[Documento original]

Asusta el cobarde y la libertad de la vida
Columnas > Paso sin destino Por: Lukas Jaramillo Escobar10 dAmerica/Bogota Marzo dAmerica/Bogota 2009 14:46 COT
Después de tocar fondo con el delirio de Pablo Escobar, después de padecer la mayor miseria de la estética con que detrás de tanta fuerza destructiva se escondiera un personaje apodado Don Berna y que viviéramos un proceso de reinserción en Medellín como un paso difícil para la reconciliación, algunos todavía insisten, con manos que no saben acariciar, que no portan callo y que son frías como quien no sueña, en notas de miedo torpemente garabateadas desde sus propios traumas esgrimiendo la peor de las cobardías: el sistema de matar.
El animal agoniza, deseo yo como dueño de mi ciudad, dueño por no quitar nada, por despertarme cada día a ver cómo hago, por acostarme sobre mis únicos problemas y no debajo de los miedos de nadie. Y esta vez, aunque ruja, en Medellín la alimaña se encontró con una ciudad en la que, escapando de nuestro pasado, sabemos quién es aquel que nos dice “usted no sabe quién soy yo”: es un cobarde, un flojo, una persona sin arte u oficio, que debimos acoger a tiempo, como a un enfermo, pero que no nos puede meter en su pequeño mundo oscuro.

[/Documento original]
[Listado proporcionado]

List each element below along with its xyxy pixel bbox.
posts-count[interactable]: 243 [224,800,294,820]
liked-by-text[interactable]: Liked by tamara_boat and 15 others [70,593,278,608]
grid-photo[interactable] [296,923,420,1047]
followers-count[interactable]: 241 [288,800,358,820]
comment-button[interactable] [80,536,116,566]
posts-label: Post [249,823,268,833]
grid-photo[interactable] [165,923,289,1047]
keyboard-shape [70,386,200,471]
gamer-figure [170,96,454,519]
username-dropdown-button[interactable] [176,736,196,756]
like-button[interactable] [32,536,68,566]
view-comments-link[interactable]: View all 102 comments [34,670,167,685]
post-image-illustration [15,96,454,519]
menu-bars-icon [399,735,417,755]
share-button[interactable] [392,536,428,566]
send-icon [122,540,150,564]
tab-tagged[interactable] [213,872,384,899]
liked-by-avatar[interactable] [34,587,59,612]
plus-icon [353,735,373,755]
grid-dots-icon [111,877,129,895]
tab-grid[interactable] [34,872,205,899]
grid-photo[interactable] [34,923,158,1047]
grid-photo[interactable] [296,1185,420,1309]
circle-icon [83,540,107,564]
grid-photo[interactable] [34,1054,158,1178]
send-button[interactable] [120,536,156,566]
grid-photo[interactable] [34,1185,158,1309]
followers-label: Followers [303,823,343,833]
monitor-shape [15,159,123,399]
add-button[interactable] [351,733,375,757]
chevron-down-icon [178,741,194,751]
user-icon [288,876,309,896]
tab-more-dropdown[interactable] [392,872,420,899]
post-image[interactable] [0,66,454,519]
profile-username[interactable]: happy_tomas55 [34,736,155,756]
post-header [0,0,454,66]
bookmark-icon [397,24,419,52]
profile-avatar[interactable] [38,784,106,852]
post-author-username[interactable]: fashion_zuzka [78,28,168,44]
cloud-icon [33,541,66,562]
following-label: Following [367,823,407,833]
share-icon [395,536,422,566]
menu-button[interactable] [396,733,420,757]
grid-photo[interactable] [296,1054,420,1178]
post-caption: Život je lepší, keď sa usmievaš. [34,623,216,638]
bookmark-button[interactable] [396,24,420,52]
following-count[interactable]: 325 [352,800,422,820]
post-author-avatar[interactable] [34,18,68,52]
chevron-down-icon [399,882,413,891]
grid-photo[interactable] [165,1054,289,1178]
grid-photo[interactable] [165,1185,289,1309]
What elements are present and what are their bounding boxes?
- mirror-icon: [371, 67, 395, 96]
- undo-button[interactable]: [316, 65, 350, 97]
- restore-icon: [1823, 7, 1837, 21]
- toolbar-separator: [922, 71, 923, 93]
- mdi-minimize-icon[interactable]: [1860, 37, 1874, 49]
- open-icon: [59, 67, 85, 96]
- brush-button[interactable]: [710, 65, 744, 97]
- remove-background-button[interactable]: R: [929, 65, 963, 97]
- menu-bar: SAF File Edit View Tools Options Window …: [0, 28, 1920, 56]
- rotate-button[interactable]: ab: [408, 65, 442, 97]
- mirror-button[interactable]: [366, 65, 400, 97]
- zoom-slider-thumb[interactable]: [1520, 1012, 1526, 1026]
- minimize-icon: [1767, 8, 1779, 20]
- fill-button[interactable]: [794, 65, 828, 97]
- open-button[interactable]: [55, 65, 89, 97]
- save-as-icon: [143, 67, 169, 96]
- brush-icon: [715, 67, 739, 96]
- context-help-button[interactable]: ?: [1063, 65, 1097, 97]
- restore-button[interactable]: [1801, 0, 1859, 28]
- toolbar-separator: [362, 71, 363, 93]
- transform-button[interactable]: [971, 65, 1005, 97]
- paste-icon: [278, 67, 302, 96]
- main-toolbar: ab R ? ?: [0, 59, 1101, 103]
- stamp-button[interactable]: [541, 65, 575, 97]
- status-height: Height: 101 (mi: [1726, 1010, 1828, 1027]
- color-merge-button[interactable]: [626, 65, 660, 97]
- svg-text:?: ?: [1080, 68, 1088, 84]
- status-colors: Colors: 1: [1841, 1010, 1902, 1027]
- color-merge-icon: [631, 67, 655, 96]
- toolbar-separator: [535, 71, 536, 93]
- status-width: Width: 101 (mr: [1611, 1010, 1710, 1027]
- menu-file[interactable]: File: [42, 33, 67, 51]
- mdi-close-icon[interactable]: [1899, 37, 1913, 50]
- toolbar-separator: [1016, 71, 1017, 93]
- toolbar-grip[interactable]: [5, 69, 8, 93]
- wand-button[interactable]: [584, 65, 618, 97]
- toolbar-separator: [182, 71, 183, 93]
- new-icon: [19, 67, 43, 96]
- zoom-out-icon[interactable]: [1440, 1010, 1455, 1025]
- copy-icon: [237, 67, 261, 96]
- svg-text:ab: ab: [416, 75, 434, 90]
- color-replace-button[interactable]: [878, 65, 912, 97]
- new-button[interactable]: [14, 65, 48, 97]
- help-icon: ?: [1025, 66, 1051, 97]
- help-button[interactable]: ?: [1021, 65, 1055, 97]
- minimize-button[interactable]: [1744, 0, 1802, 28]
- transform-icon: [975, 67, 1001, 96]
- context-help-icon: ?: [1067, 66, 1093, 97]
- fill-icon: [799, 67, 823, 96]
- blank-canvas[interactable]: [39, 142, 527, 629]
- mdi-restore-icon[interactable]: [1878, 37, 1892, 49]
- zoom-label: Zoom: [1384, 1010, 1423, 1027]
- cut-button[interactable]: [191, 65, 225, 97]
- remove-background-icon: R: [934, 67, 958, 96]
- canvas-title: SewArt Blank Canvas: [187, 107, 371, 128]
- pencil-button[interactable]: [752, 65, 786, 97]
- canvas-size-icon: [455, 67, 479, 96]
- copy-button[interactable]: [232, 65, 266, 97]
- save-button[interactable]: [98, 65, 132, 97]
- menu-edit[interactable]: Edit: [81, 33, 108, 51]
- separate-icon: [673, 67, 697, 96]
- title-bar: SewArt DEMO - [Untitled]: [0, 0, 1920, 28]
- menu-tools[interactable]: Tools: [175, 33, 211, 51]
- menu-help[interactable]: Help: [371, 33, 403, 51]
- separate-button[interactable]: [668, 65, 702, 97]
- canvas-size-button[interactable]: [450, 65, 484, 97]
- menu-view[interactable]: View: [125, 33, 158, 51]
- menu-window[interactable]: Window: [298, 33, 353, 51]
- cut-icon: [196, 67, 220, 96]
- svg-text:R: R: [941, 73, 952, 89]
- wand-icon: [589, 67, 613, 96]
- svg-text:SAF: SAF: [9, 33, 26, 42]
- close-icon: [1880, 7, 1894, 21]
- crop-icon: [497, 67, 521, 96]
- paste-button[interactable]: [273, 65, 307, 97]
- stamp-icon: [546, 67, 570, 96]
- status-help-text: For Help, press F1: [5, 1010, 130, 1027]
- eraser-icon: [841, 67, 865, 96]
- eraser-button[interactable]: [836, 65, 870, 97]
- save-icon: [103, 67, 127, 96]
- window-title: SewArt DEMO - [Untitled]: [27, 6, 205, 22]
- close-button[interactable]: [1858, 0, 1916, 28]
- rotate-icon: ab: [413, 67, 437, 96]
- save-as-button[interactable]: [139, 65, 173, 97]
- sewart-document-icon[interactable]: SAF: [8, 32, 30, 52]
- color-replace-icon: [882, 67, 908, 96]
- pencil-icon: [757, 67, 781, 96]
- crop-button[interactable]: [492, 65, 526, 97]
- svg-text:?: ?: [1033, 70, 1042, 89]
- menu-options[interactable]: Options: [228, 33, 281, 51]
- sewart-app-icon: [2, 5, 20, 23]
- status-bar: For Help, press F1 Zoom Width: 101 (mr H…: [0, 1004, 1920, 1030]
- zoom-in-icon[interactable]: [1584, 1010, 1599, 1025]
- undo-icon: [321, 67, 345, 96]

[/Listado proporcionado]

### [Qué se pide]
1. Según la columna sobre Medellín, ¿qué es quien nos dice «usted no sabe quién soy yo»?
2. Escribe la continuación de la columna sobre Medellín a partir de su última oración.

### [Respuestas esperadas]
1. Es un cobarde, un flojo, una persona sin arte u oficio.

2.
Torpes, los incapaces, mataron bastante en un mismo día, peligrosos como una bestia desesperada que no calcula y ya no encuentra mucha rentabilidad en sus zarpazos, además ya sin un plan, intentaron cabalgar sobre los traumas existentes, panfleteando a la ciudad con argumentos sobre la higiene y adelantándose a pedir perdón, inmaduros e ingenuos, como niños conscientes de su estrago y creyendo que se pueden dirigir a algo que ellos llaman sociedad, sin merecerlo, sin ningún valor para abrogarse ese derecho. Los pillos, los que no pueden soñar con escribir algo que reviva, no entienden que la gente que erige edificios, que enseña a leer, que salva vidas en un hospital, son, con autoridad y legitimidad, los que se pueden despertar un día y empezar una carta con sociedad, seguida de dos puntos, para hablar de lo sagrado de la vida y de sobre la diversidad para encontrar el propio camino que se convierta en la buena vida, con aprecio infinito por la libertad.
Con resquemor a perder no la seguridad (que es un medio para alcanzar otras cosas) sino la libertad que hemos ganado con tanto esfuerzo en algunos de los barrios humildes, repito para mí mismo: Medellín, mamacita, no tengas miedo. Y no me niego a tenerles compasión a los que se dedican a dar la muerte por carecer de tantas cosas, tampoco niego la piedad de la reconciliación porque uno entiende que nuestros “malitos”, nuestros enfermitos, nos pertenecen, pues en algún momento se nos perdieron, pero basta con observarlos para darse cuenta que aquellos que intentan hacer llorar un barrio es porque son incapaces de hacer reír. Después de todo, y con la levedad del que no puede dar vida o contenerla, para asustar no hay que ser creativos, mientras que para ser responsable por una sonrisa, se necesita genialidad.